TASK TO CARRY OUT.
Please print all of the material below, word for word.
* Start SOURCE DATA *
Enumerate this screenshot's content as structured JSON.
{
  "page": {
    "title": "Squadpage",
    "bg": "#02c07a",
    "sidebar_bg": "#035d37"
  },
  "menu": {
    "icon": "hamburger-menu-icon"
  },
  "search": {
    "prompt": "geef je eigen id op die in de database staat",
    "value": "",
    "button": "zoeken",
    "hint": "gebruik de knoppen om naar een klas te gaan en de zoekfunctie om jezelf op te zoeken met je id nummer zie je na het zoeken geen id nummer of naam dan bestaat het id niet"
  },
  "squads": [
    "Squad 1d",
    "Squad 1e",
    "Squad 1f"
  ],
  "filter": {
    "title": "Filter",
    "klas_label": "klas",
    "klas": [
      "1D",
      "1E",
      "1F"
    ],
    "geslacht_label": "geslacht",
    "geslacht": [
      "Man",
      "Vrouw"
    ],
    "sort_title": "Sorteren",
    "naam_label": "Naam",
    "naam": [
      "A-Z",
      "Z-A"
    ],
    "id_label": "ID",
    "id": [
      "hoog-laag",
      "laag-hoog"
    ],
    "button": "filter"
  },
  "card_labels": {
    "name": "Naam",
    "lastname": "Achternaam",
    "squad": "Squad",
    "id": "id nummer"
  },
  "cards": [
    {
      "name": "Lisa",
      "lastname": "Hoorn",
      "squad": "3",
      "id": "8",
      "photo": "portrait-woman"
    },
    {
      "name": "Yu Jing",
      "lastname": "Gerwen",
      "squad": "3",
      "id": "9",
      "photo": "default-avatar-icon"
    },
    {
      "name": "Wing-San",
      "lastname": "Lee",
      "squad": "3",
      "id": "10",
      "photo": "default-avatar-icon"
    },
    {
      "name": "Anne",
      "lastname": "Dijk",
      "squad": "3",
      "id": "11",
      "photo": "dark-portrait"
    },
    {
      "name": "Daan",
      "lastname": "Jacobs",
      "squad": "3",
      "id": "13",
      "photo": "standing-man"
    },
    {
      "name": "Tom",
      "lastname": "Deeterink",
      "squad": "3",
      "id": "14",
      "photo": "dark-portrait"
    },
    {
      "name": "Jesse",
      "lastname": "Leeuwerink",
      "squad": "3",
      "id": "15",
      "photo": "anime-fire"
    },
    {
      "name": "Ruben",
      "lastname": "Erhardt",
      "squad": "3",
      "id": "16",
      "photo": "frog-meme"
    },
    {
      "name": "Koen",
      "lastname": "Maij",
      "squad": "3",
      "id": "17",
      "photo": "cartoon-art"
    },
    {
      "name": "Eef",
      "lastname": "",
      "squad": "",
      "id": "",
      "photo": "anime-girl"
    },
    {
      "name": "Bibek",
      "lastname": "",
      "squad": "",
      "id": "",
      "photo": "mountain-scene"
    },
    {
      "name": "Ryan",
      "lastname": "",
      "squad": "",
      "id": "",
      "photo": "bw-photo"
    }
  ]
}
* End SOURCE DATA *
SOLVED EXERCISE.
Enumerate this screenshot's content as structured JSON.
{
  "page": {
    "title": "Squadpage",
    "bg": "#02c07a",
    "sidebar_bg": "#035d37"
  },
  "menu": {
    "icon": "hamburger-menu-icon"
  },
  "search": {
    "prompt": "geef je eigen id op die in de database staat",
    "value": "",
    "button": "zoeken",
    "hint": "gebruik de knoppen om naar een klas te gaan en de zoekfunctie om jezelf op te zoeken met je id nummer zie je na het zoeken geen id nummer of naam dan bestaat het id niet"
  },
  "squads": [
    "Squad 1d",
    "Squad 1e",
    "Squad 1f"
  ],
  "filter": {
    "title": "Filter",
    "klas_label": "klas",
    "klas": [
      "1D",
      "1E",
      "1F"
    ],
    "geslacht_label": "geslacht",
    "geslacht": [
      "Man",
      "Vrouw"
    ],
    "sort_title": "Sorteren",
    "naam_label": "Naam",
    "naam": [
      "A-Z",
      "Z-A"
    ],
    "id_label": "ID",
    "id": [
      "hoog-laag",
      "laag-hoog"
    ],
    "button": "filter"
  },
  "card_labels": {
    "name": "Naam",
    "lastname": "Achternaam",
    "squad": "Squad",
    "id": "id nummer"
  },
  "cards": [
    {
      "name": "Lisa",
      "lastname": "Hoorn",
      "squad": "3",
      "id": "8",
      "photo": "portrait-woman"
    },
    {
      "name": "Yu Jing",
      "lastname": "Gerwen",
      "squad": "3",
      "id": "9",
      "photo": "default-avatar-icon"
    },
    {
      "name": "Wing-San",
      "lastname": "Lee",
      "squad": "3",
      "id": "10",
      "photo": "default-avatar-icon"
    },
    {
      "name": "Anne",
      "lastname": "Dijk",
      "squad": "3",
      "id": "11",
      "photo": "dark-portrait"
    },
    {
      "name": "Daan",
      "lastname": "Jacobs",
      "squad": "3",
      "id": "13",
      "photo": "standing-man"
    },
    {
      "name": "Tom",
      "lastname": "Deeterink",
      "squad": "3",
      "id": "14",
      "photo": "dark-portrait"
    },
    {
      "name": "Jesse",
      "lastname": "Leeuwerink",
      "squad": "3",
      "id": "15",
      "photo": "anime-fire"
    },
    {
      "name": "Ruben",
      "lastname": "Erhardt",
      "squad": "3",
      "id": "16",
      "photo": "frog-meme"
    },
    {
      "name": "Koen",
      "lastname": "Maij",
      "squad": "3",
      "id": "17",
      "photo": "cartoon-art"
    },
    {
      "name": "Eef",
      "lastname": "",
      "squad": "",
      "id": "",
      "photo": "anime-girl"
    },
    {
      "name": "Bibek",
      "lastname": "",
      "squad": "",
      "id": "",
      "photo": "mountain-scene"
    },
    {
      "name": "Ryan",
      "lastname": "",
      "squad": "",
      "id": "",
      "photo": "bw-photo"
    }
  ]
}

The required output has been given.